Task directions = Every line holding the string "JSON" should be gathered.
═══ Stored records
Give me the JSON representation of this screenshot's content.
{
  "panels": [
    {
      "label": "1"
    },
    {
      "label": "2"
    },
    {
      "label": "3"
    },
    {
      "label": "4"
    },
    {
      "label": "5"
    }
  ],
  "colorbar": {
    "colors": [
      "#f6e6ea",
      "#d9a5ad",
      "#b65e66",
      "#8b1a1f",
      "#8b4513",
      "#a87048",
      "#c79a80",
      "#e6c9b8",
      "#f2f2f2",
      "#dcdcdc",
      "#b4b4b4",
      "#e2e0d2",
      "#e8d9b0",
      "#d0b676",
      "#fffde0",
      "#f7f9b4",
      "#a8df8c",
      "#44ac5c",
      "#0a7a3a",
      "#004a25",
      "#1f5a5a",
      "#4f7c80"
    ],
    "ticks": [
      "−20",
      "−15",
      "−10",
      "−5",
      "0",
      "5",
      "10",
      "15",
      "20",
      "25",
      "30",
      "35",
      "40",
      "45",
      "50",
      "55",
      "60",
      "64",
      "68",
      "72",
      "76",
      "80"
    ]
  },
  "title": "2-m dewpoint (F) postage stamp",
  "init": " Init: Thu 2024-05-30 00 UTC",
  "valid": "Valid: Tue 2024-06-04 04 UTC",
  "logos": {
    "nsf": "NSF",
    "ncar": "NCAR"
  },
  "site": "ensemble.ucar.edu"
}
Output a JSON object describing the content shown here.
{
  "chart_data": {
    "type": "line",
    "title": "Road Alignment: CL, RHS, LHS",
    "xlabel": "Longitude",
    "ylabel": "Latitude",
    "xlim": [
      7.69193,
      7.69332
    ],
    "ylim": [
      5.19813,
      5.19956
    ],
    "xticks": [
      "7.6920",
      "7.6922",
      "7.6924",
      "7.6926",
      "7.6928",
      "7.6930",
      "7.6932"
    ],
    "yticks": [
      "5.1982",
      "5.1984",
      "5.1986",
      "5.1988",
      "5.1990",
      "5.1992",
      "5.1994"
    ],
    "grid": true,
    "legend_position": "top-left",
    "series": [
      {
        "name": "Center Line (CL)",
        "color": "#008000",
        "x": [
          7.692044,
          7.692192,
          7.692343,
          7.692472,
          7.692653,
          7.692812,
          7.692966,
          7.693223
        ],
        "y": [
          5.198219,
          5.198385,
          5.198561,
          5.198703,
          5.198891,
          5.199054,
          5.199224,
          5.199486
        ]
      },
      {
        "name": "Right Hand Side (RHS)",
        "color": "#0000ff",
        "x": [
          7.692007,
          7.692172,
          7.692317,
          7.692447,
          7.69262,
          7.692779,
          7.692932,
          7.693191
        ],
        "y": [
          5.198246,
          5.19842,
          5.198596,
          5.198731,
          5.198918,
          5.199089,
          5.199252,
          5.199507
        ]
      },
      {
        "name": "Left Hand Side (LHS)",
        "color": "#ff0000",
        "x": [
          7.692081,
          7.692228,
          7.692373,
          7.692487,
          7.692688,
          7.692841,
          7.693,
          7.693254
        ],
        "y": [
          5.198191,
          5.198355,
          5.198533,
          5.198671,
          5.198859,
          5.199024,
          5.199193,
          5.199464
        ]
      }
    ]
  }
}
══════
Answer to this exercise =
Give me the JSON representation of this screenshot's content.
Output a JSON object describing the content shown here.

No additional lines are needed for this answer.